* _Record list_
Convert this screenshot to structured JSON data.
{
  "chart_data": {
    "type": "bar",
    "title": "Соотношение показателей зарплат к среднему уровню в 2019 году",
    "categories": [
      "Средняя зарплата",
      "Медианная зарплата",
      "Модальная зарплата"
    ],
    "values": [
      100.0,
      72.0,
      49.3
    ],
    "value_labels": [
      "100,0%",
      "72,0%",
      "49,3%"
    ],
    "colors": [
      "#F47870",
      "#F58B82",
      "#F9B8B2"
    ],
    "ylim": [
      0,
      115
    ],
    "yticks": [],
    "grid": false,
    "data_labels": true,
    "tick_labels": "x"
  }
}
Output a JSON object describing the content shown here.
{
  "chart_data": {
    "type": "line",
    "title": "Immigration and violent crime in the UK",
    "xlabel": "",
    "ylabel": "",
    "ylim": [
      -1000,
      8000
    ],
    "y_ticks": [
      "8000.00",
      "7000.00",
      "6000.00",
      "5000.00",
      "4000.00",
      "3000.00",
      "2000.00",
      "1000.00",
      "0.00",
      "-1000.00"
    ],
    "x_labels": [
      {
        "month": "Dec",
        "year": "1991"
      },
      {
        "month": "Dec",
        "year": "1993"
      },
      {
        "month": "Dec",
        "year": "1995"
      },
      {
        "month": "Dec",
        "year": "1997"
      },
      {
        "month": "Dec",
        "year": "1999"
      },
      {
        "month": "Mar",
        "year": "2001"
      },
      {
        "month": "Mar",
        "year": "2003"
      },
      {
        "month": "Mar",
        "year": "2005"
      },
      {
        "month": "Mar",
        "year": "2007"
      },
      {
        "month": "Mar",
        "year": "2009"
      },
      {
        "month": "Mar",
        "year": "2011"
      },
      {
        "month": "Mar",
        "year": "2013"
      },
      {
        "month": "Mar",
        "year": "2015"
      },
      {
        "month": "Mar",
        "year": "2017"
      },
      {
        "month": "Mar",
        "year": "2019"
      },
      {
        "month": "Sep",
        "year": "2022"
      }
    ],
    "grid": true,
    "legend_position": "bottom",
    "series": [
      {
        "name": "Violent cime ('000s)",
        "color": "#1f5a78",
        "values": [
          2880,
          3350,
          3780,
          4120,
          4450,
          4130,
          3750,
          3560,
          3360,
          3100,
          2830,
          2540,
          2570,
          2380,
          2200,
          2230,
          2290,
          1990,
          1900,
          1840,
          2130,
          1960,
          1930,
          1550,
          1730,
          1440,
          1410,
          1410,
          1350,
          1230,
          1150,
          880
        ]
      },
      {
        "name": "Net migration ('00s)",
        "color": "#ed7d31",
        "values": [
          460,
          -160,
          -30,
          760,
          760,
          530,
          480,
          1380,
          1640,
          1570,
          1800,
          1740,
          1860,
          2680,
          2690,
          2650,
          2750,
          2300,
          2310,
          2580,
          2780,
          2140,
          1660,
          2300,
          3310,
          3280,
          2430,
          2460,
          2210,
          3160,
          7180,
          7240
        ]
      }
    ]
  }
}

* _Written request_
Exactly reproduce every line of the records.

* _Final result_
Convert this screenshot to structured JSON data.
{
  "chart_data": {
    "type": "bar",
    "title": "Соотношение показателей зарплат к среднему уровню в 2019 году",
    "categories": [
      "Средняя зарплата",
      "Медианная зарплата",
      "Модальная зарплата"
    ],
    "values": [
      100.0,
      72.0,
      49.3
    ],
    "value_labels": [
      "100,0%",
      "72,0%",
      "49,3%"
    ],
    "colors": [
      "#F47870",
      "#F58B82",
      "#F9B8B2"
    ],
    "ylim": [
      0,
      115
    ],
    "yticks": [],
    "grid": false,
    "data_labels": true,
    "tick_labels": "x"
  }
}
Output a JSON object describing the content shown here.
{
  "chart_data": {
    "type": "line",
    "title": "Immigration and violent crime in the UK",
    "xlabel": "",
    "ylabel": "",
    "ylim": [
      -1000,
      8000
    ],
    "y_ticks": [
      "8000.00",
      "7000.00",
      "6000.00",
      "5000.00",
      "4000.00",
      "3000.00",
      "2000.00",
      "1000.00",
      "0.00",
      "-1000.00"
    ],
    "x_labels": [
      {
        "month": "Dec",
        "year": "1991"
      },
      {
        "month": "Dec",
        "year": "1993"
      },
      {
        "month": "Dec",
        "year": "1995"
      },
      {
        "month": "Dec",
        "year": "1997"
      },
      {
        "month": "Dec",
        "year": "1999"
      },
      {
        "month": "Mar",
        "year": "2001"
      },
      {
        "month": "Mar",
        "year": "2003"
      },
      {
        "month": "Mar",
        "year": "2005"
      },
      {
        "month": "Mar",
        "year": "2007"
      },
      {
        "month": "Mar",
        "year": "2009"
      },
      {
        "month": "Mar",
        "year": "2011"
      },
      {
        "month": "Mar",
        "year": "2013"
      },
      {
        "month": "Mar",
        "year": "2015"
      },
      {
        "month": "Mar",
        "year": "2017"
      },
      {
        "month": "Mar",
        "year": "2019"
      },
      {
        "month": "Sep",
        "year": "2022"
      }
    ],
    "grid": true,
    "legend_position": "bottom",
    "series": [
      {
        "name": "Violent cime ('000s)",
        "color": "#1f5a78",
        "values": [
          2880,
          3350,
          3780,
          4120,
          4450,
          4130,
          3750,
          3560,
          3360,
          3100,
          2830,
          2540,
          2570,
          2380,
          2200,
          2230,
          2290,
          1990,
          1900,
          1840,
          2130,
          1960,
          1930,
          1550,
          1730,
          1440,
          1410,
          1410,
          1350,
          1230,
          1150,
          880
        ]
      },
      {
        "name": "Net migration ('00s)",
        "color": "#ed7d31",
        "values": [
          460,
          -160,
          -30,
          760,
          760,
          530,
          480,
          1380,
          1640,
          1570,
          1800,
          1740,
          1860,
          2680,
          2690,
          2650,
          2750,
          2300,
          2310,
          2580,
          2780,
          2140,
          1660,
          2300,
          3310,
          3280,
          2430,
          2460,
          2210,
          3160,
          7180,
          7240
        ]
      }
    ]
  }
}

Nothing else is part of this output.